[Exercise brief]: Search the data below for the string "rate". Extract every line that contains it.

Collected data
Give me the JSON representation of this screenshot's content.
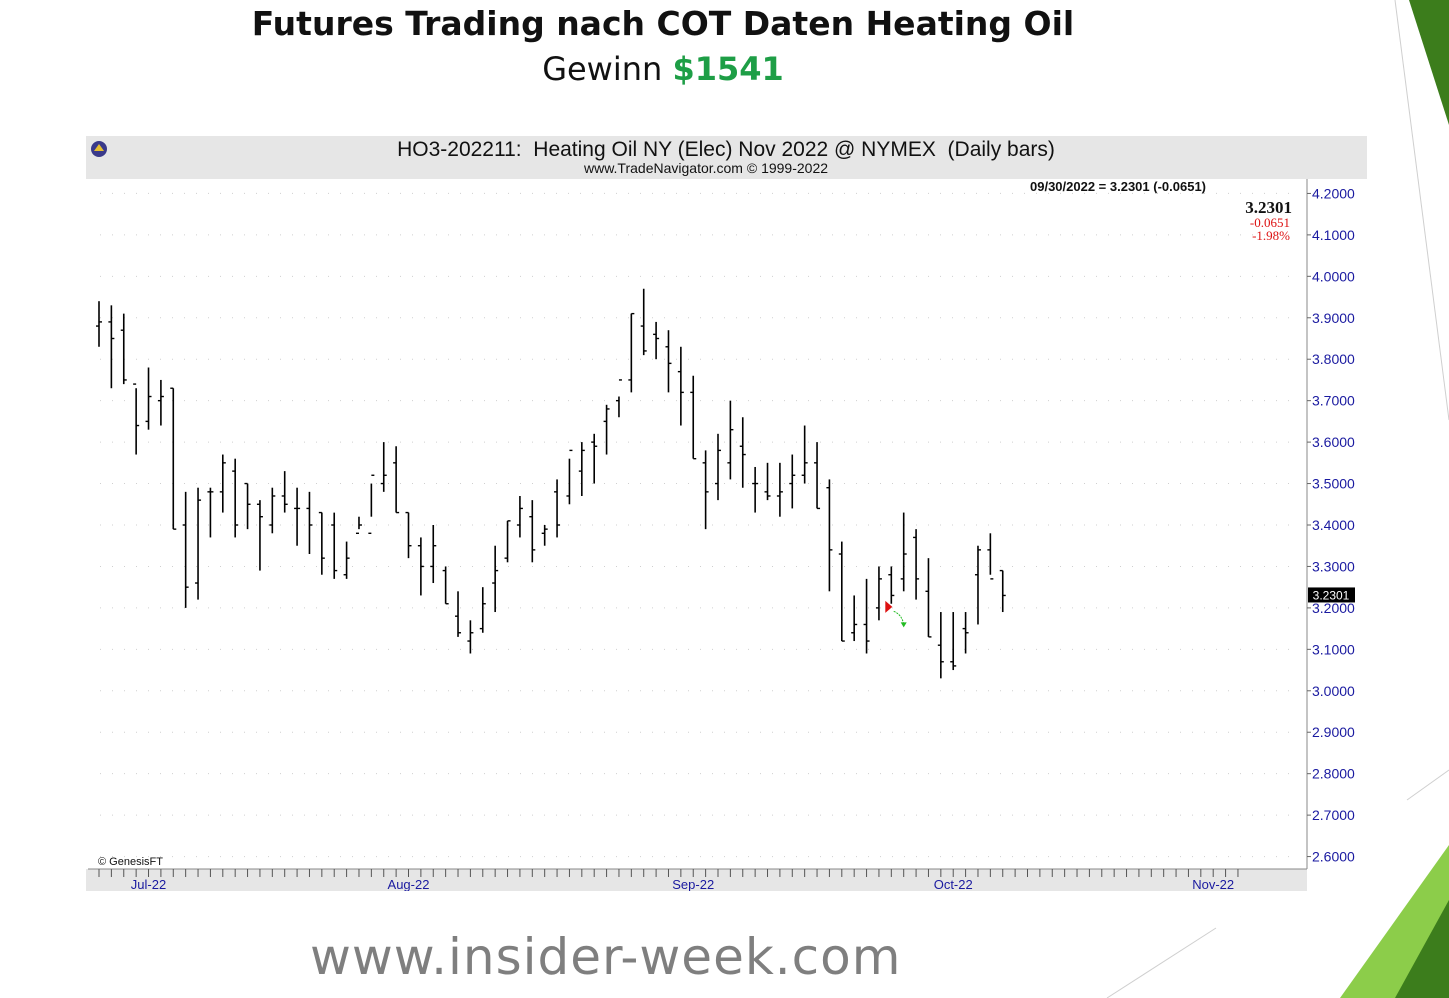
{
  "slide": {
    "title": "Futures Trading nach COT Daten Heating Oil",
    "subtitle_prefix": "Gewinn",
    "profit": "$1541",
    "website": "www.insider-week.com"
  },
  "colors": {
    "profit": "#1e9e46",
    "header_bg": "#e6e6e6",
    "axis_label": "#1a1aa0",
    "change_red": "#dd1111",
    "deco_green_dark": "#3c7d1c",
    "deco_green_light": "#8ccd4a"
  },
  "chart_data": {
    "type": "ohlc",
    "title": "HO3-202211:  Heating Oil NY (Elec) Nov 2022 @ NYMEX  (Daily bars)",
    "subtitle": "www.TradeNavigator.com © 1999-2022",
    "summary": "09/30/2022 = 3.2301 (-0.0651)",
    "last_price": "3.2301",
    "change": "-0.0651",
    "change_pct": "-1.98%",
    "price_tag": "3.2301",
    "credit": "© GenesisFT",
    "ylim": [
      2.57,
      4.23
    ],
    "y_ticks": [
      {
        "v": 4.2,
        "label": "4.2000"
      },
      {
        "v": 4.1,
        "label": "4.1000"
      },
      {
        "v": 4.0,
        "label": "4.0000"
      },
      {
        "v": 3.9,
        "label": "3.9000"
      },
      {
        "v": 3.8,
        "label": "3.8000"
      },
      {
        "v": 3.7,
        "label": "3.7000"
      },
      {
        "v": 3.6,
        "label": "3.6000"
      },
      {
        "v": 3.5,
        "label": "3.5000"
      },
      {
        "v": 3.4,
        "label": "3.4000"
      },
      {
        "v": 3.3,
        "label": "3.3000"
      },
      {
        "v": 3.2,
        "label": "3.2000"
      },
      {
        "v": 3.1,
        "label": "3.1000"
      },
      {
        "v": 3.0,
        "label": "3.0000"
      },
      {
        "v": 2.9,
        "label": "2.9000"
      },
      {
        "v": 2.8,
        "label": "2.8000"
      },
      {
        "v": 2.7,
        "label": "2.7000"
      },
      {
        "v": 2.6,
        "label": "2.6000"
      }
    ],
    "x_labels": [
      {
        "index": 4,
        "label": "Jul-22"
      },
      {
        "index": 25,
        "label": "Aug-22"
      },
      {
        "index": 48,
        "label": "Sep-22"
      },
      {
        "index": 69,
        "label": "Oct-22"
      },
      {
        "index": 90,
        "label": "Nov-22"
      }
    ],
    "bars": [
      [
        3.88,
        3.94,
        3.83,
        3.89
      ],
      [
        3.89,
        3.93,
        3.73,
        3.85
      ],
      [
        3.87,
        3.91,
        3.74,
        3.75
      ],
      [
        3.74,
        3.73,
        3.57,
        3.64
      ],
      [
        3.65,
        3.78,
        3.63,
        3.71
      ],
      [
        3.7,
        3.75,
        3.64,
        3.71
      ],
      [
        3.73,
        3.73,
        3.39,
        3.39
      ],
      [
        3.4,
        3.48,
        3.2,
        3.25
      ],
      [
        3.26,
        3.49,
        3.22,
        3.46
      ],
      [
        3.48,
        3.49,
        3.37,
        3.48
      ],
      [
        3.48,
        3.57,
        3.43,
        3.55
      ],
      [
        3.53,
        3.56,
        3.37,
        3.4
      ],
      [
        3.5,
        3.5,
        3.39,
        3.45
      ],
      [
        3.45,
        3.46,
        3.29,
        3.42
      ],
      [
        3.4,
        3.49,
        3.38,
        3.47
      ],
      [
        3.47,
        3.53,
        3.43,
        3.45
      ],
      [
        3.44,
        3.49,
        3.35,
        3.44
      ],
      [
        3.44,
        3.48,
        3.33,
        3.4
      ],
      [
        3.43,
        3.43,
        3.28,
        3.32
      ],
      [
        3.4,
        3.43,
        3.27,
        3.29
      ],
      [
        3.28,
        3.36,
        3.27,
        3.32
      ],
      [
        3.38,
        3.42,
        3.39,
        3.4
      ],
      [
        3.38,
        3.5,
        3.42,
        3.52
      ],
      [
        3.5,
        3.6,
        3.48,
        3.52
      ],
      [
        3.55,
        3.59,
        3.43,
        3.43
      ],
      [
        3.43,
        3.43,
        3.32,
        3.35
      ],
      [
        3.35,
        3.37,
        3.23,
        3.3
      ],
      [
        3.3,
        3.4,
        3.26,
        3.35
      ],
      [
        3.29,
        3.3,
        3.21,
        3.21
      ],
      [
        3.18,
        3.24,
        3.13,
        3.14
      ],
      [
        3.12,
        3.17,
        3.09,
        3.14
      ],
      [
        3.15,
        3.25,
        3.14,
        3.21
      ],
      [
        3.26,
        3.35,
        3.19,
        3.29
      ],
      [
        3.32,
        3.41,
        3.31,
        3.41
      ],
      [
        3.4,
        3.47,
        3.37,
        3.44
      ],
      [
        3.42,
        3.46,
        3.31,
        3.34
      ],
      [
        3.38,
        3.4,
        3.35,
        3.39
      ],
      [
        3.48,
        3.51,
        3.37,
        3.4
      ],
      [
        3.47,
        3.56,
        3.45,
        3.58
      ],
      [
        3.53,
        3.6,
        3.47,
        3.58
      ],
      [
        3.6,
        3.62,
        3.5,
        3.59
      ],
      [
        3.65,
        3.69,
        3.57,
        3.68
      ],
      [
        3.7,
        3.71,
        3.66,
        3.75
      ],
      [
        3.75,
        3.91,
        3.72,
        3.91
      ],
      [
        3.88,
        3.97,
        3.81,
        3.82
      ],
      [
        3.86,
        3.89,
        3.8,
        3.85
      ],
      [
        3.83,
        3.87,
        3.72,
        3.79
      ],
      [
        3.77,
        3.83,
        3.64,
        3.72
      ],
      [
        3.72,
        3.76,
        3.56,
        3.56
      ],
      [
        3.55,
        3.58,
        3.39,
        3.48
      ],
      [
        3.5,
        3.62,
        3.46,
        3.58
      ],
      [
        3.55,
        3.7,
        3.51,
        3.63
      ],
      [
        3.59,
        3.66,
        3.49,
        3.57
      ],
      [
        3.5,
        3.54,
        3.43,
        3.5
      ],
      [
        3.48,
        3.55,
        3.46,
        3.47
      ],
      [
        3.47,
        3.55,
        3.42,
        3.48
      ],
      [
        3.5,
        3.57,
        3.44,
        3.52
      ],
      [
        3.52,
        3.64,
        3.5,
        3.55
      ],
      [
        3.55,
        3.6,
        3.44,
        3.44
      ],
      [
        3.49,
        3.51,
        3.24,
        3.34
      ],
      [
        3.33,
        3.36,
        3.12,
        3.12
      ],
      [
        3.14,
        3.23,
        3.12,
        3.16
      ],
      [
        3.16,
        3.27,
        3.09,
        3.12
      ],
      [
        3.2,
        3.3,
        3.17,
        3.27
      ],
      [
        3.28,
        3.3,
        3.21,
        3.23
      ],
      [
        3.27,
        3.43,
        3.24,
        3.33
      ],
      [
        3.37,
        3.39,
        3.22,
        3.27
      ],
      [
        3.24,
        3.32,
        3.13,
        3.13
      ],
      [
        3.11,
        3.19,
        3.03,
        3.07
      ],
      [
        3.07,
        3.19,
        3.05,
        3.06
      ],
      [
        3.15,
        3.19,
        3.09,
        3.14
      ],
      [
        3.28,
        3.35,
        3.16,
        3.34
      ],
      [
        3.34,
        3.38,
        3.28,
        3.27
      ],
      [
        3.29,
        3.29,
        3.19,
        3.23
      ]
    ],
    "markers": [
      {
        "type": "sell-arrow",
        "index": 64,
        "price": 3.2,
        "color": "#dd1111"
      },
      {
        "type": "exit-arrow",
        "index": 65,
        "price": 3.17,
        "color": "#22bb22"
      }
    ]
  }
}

---

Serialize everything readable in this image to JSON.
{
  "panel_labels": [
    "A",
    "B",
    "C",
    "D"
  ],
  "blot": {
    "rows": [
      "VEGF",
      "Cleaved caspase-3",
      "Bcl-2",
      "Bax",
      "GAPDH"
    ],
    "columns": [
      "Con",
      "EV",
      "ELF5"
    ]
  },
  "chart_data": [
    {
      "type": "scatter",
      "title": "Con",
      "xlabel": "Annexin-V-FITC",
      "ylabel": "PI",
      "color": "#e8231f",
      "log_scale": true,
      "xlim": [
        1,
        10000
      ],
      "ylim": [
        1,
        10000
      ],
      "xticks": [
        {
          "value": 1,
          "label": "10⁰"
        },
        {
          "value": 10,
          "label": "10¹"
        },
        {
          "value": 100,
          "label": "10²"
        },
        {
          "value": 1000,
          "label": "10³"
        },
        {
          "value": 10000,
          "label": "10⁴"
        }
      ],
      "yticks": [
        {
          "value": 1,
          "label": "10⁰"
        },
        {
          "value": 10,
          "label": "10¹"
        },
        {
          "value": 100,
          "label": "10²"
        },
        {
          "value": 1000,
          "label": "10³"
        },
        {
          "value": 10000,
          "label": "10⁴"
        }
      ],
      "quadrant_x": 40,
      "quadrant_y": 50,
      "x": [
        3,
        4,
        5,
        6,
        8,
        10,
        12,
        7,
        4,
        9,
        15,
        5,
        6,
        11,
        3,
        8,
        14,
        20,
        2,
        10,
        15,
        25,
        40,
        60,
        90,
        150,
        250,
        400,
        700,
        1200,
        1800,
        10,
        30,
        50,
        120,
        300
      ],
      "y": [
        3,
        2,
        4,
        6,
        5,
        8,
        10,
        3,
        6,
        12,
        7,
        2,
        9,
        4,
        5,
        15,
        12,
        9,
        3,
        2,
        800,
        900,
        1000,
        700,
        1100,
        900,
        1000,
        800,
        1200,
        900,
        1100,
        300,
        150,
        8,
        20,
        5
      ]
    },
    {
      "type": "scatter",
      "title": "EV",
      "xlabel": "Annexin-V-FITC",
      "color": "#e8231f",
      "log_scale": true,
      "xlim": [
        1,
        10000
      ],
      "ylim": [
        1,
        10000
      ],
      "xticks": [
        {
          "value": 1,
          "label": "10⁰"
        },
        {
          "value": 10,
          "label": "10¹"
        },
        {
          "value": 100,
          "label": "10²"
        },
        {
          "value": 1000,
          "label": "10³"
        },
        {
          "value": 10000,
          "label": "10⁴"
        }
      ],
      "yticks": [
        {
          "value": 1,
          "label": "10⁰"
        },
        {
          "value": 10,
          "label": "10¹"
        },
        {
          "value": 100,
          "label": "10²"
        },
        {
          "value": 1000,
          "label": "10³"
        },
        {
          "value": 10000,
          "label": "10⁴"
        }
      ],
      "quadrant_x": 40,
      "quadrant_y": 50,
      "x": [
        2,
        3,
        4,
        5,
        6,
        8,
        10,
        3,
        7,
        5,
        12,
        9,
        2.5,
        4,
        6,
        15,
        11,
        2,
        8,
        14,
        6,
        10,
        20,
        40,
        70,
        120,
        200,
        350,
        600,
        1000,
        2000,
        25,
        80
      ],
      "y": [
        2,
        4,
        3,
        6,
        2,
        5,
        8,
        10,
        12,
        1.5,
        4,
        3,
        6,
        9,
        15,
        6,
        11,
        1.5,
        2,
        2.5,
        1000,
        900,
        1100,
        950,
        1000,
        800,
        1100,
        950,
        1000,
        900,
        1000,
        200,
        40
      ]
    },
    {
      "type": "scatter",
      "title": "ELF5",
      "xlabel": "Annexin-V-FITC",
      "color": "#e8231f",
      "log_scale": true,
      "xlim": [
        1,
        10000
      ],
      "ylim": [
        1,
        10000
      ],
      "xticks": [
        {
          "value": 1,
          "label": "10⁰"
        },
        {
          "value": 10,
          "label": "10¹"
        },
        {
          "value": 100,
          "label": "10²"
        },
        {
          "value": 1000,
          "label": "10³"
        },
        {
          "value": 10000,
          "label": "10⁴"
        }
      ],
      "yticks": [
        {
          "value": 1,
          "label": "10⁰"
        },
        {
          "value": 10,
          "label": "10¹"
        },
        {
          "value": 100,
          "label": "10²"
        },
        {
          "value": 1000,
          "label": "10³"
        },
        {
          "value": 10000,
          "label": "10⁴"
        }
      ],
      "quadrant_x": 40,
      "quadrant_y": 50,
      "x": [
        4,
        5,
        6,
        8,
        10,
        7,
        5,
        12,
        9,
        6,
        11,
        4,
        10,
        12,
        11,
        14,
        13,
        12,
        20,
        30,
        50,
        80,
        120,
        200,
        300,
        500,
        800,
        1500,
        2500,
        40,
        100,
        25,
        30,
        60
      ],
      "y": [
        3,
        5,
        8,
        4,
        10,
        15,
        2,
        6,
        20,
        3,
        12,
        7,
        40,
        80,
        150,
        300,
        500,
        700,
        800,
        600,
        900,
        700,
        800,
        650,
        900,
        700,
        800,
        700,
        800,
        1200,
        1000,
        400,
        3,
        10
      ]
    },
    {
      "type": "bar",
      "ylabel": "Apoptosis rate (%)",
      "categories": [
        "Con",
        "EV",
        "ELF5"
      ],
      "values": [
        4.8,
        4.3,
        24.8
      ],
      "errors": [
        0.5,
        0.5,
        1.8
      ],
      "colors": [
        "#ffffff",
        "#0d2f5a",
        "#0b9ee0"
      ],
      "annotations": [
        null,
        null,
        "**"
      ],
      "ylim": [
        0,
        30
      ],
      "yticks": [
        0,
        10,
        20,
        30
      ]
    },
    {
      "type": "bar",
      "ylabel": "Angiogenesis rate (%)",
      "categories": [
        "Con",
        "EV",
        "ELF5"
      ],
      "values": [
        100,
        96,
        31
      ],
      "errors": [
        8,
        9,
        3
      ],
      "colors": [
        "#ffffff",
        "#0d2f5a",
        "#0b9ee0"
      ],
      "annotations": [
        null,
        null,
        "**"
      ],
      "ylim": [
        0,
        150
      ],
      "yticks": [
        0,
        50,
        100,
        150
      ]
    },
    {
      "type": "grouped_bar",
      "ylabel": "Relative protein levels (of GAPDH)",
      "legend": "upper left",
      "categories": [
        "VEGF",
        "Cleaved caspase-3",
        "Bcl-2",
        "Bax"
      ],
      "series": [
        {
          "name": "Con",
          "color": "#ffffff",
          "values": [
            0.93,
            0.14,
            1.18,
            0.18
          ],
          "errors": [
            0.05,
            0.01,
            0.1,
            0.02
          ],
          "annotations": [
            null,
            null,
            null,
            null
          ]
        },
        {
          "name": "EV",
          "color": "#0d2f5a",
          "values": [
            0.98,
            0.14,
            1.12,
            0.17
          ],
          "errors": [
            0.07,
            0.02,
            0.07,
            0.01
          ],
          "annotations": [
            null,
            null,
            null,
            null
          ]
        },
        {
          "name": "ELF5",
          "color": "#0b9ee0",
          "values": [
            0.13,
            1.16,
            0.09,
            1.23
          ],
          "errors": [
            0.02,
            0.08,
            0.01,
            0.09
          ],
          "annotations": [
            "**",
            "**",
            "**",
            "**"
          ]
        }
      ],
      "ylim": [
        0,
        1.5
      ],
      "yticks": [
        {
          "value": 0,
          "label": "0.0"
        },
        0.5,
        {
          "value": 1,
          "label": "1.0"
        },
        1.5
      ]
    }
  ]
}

[Output below]:
      "ylabel": "Apoptosis rate (%)",
      "ylabel": "Angiogenesis rate (%)",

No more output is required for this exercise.